- _Stored entries_:
======

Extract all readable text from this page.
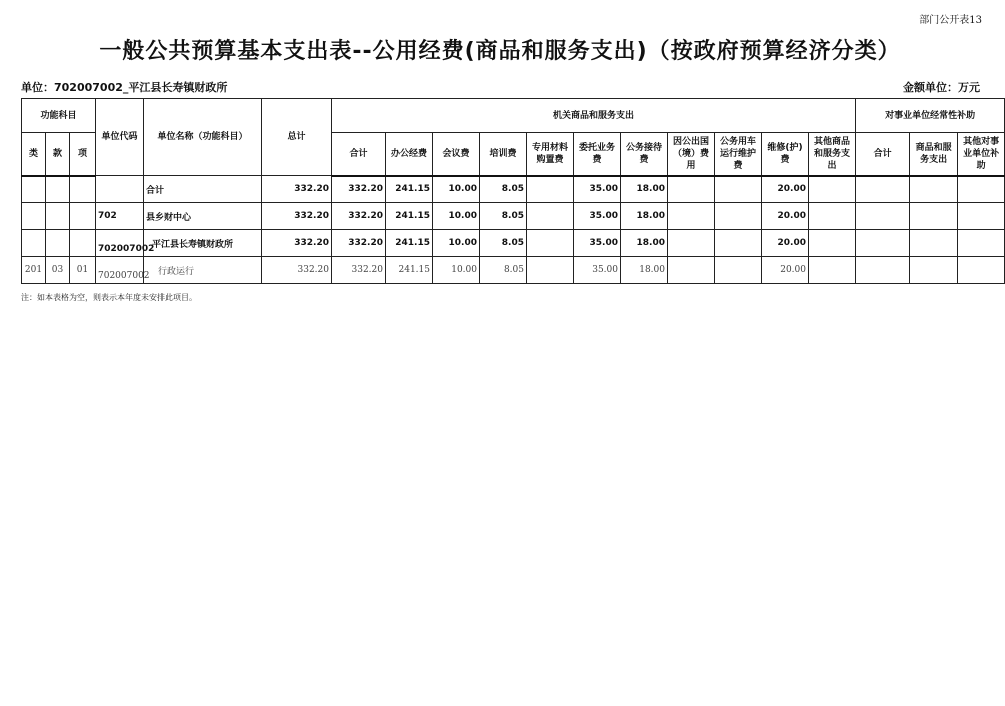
部门公开表13
一般公共预算基本支出表--公用经费(商品和服务支出)（按政府预算经济分类）
单位：702007002_平江县长寿镇财政所	金额单位：万元
功能科目			单位代码	单位名称（功能科目）	总计	机关商品和服务支出											对事业单位经常性补助		
类	款	项				合计	办公经费	会议费	培训费	专用材料购置费	委托业务费	公务接待费	因公出国（境）费用	公务用车运行维护费	维修(护)费	其他商品和服务支出	合计	商品和服务支出	其他对事业单位补助
				合计	332.20	332.20	241.15	10.00	8.05		35.00	18.00			20.00				
			702	县乡财中心	332.20	332.20	241.15	10.00	8.05		35.00	18.00			20.00				
			702007002	平江县长寿镇财政所	332.20	332.20	241.15	10.00	8.05		35.00	18.00			20.00				
201	03	01	702007002	行政运行	332.20	332.20	241.15	10.00	8.05		35.00	18.00			20.00				
注：如本表格为空，则表示本年度未安排此项目。
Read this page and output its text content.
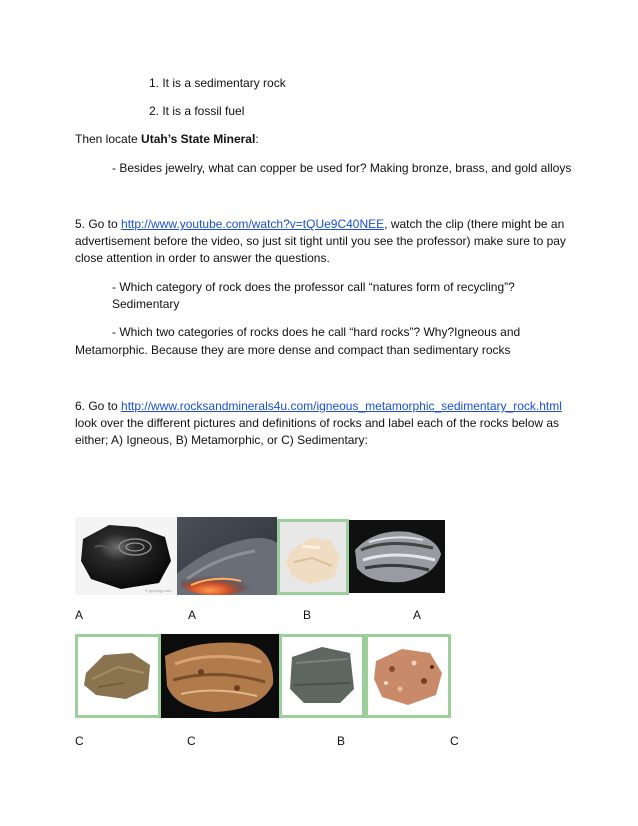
1. It is a sedimentary rock
2. It is a fossil fuel
Then locate Utah’s State Mineral:
- Besides jewelry, what can copper be used for? Making bronze, brass, and gold alloys
5. Go to http://www.youtube.com/watch?v=tQUe9C40NEE, watch the clip (there might be an
advertisement before the video, so just sit tight until you see the professor) make sure to pay
close attention in order to answer the questions.
- Which category of rock does the professor call “natures form of recycling”?
Sedimentary
- Which two categories of rocks does he call “hard rocks”? Why?Igneous and
Metamorphic. Because they are more dense and compact than sedimentary rocks
6. Go to http://www.rocksandminerals4u.com/igneous_metamorphic_sedimentary_rock.html
look over the different pictures and definitions of rocks and label each of the rocks below as
either; A) Igneous, B) Metamorphic, or C) Sedimentary:
© geology.com
A	A	B	A
C	C	B	C
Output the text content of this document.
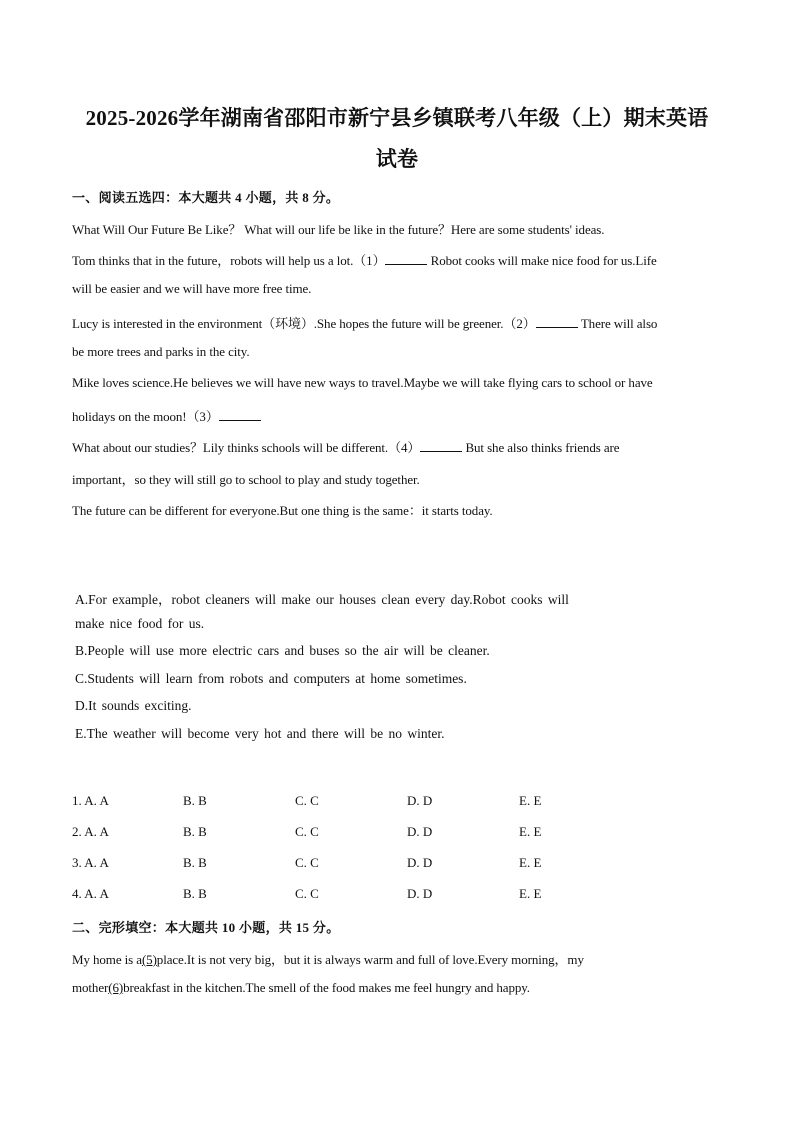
2025-2026学年湖南省邵阳市新宁县乡镇联考八年级（上）期末英语
试卷
一、阅读五选四：本大题共 4 小题，共 8 分。
What Will Our Future Be Like？ What will our life be like in the future？Here are some students' ideas.
Tom thinks that in the future，robots will help us a lot.（1）	Robot cooks will make nice food for us.Life
will be easier and we will have more free time.
Lucy is interested in the environment（环境）.She hopes the future will be greener.（2）	There will also
be more trees and parks in the city.
Mike loves science.He believes we will have new ways to travel.Maybe we will take flying cars to school or have
holidays on the moon!（3）
What about our studies？Lily thinks schools will be different.（4）	But she also thinks friends are
important，so they will still go to school to play and study together.
The future can be different for everyone.But one thing is the same：it starts today.
A.For example，robot cleaners will make our houses clean every day.Robot cooks will
make nice food for us.
B.People will use more electric cars and buses so the air will be cleaner.
C.Students will learn from robots and computers at home sometimes.
D.It sounds exciting.
E.The weather will become very hot and there will be no winter.
1. A. A	B. B	C. C	D. D	E. E
2. A. A	B. B	C. C	D. D	E. E
3. A. A	B. B	C. C	D. D	E. E
4. A. A	B. B	C. C	D. D	E. E
二、完形填空：本大题共 10 小题，共 15 分。
My home is a(5)place.It is not very big，but it is always warm and full of love.Every morning，my
mother(6)breakfast in the kitchen.The smell of the food makes me feel hungry and happy.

======

- _Task statement_:
Count up every line above that has the word "professor" in it; answer with the number alone.

- _Output for this exercise_:
2